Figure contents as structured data
═══

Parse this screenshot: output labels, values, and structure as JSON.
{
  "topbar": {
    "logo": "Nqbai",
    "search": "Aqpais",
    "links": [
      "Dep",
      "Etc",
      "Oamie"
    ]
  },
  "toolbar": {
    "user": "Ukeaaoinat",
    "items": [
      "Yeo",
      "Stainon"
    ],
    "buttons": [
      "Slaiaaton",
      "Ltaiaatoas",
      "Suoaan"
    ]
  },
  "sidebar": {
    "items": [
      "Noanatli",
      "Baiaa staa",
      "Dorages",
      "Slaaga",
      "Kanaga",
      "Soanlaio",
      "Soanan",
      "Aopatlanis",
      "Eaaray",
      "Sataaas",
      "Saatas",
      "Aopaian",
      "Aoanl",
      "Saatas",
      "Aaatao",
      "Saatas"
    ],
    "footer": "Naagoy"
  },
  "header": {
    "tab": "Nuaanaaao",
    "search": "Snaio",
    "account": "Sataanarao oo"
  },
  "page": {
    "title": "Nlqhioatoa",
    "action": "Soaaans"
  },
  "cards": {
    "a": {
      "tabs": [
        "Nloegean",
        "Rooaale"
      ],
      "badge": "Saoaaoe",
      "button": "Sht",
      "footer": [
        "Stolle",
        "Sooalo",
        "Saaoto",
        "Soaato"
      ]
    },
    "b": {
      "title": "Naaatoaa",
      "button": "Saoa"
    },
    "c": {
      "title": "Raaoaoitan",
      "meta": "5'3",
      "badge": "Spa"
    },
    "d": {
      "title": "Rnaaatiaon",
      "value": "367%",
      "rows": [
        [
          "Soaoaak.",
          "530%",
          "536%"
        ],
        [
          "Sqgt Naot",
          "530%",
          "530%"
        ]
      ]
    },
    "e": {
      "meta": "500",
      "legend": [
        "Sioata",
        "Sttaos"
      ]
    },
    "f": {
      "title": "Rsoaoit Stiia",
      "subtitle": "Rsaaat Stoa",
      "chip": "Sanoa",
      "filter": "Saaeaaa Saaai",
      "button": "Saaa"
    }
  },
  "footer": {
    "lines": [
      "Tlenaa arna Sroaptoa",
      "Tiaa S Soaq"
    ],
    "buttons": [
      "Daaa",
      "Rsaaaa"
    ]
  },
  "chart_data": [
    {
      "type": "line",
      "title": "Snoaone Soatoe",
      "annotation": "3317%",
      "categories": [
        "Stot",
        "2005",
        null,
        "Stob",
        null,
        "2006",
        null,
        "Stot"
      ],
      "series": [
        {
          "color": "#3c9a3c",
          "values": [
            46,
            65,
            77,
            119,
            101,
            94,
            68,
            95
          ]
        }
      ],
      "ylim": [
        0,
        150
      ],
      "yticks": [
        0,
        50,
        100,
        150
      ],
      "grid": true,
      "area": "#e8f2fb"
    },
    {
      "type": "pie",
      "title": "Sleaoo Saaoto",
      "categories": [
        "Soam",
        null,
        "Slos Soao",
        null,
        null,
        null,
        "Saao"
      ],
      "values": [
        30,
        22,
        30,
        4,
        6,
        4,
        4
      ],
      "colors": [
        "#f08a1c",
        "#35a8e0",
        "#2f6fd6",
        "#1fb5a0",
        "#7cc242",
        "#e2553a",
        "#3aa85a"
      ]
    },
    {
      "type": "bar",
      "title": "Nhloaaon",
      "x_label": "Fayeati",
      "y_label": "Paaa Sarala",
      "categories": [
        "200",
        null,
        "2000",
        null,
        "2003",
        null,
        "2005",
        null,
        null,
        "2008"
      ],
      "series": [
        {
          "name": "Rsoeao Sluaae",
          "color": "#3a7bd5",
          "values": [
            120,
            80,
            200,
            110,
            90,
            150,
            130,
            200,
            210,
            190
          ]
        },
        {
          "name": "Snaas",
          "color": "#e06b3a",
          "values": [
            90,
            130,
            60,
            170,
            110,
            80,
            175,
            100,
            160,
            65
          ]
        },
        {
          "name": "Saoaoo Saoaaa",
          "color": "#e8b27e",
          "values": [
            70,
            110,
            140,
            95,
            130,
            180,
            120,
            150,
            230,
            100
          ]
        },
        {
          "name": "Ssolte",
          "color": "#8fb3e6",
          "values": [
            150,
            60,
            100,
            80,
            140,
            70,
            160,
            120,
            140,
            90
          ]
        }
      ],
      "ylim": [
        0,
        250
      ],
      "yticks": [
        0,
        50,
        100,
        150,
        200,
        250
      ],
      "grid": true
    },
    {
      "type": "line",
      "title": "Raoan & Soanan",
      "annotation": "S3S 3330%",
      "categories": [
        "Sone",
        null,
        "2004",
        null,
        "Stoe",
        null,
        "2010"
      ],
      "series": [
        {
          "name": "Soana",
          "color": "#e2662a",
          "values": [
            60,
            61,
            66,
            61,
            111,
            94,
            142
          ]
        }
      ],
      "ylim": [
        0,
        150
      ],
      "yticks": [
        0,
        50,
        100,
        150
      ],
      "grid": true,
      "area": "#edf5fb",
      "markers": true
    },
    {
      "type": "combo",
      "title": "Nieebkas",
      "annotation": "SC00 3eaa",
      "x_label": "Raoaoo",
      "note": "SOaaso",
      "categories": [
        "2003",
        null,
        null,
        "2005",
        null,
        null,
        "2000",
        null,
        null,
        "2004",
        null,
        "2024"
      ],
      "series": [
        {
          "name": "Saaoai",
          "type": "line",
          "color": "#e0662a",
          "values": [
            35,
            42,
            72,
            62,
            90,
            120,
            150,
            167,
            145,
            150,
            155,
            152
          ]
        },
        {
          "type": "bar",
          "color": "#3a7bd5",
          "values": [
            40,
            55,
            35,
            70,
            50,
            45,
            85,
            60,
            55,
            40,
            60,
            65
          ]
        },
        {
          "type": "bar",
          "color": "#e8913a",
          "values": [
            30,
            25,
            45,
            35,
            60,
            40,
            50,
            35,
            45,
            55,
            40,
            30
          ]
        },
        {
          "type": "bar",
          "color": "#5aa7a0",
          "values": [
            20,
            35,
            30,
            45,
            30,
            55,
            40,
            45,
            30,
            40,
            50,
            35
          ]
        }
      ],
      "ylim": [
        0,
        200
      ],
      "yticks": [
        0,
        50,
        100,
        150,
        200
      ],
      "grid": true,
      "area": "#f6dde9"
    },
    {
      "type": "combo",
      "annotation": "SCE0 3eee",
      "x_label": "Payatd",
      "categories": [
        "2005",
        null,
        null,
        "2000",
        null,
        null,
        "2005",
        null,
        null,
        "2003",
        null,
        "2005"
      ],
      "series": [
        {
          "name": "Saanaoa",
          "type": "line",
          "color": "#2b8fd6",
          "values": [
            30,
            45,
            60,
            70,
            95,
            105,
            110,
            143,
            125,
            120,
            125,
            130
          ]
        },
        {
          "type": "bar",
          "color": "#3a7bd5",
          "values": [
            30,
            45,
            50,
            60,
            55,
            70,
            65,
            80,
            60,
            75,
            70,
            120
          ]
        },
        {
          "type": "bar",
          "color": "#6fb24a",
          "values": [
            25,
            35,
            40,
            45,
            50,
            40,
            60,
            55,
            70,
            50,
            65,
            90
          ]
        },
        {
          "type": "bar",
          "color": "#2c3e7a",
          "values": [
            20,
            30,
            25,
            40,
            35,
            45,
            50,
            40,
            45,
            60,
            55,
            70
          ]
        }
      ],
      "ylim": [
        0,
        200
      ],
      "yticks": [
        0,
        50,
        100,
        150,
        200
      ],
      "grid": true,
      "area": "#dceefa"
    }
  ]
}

═══

Short task: Search the entries for the word "area" and gather every line where it appears.

Answer:
      "area": "#e8f2fb"
      "area": "#edf5fb",
      "area": "#f6dde9"
      "area": "#dceefa"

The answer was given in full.